# DATA FOR THIS EXERCISE:
────────────────────────────────────────

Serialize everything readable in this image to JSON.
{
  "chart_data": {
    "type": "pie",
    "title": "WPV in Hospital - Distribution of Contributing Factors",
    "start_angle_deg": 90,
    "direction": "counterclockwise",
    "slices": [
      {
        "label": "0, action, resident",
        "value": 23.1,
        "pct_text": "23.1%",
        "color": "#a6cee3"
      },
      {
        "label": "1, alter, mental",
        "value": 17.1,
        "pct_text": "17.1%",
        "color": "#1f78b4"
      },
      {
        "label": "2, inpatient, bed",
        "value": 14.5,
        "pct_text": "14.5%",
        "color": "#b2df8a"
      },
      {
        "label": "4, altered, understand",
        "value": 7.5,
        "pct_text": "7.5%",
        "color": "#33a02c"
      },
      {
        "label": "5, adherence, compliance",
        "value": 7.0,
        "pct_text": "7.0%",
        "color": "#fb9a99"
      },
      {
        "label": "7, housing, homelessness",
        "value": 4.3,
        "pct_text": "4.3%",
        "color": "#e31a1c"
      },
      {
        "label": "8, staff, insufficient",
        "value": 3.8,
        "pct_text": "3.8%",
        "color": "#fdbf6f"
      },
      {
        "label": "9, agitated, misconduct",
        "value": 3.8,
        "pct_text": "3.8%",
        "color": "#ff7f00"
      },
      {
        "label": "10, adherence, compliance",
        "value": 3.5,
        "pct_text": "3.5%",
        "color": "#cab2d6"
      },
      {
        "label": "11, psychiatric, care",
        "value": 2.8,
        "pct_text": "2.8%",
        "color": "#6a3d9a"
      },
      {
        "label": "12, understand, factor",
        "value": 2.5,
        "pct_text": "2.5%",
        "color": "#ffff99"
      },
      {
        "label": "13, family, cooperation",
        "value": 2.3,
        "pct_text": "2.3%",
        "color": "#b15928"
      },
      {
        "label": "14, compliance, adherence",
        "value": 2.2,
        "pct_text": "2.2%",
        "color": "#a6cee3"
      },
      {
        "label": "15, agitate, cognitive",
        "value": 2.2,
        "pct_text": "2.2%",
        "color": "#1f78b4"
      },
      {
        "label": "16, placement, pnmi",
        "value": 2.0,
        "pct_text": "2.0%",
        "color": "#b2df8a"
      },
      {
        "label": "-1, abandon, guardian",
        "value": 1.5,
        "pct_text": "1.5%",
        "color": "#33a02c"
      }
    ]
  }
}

────────────────────────────────────────

# EXERCISE DIRECTIONS:
Pick out and copy every line that contains the word "adherence".

# RESPONSE:
        "label": "5, adherence, compliance",
        "label": "10, adherence, compliance",
        "label": "14, compliance, adherence",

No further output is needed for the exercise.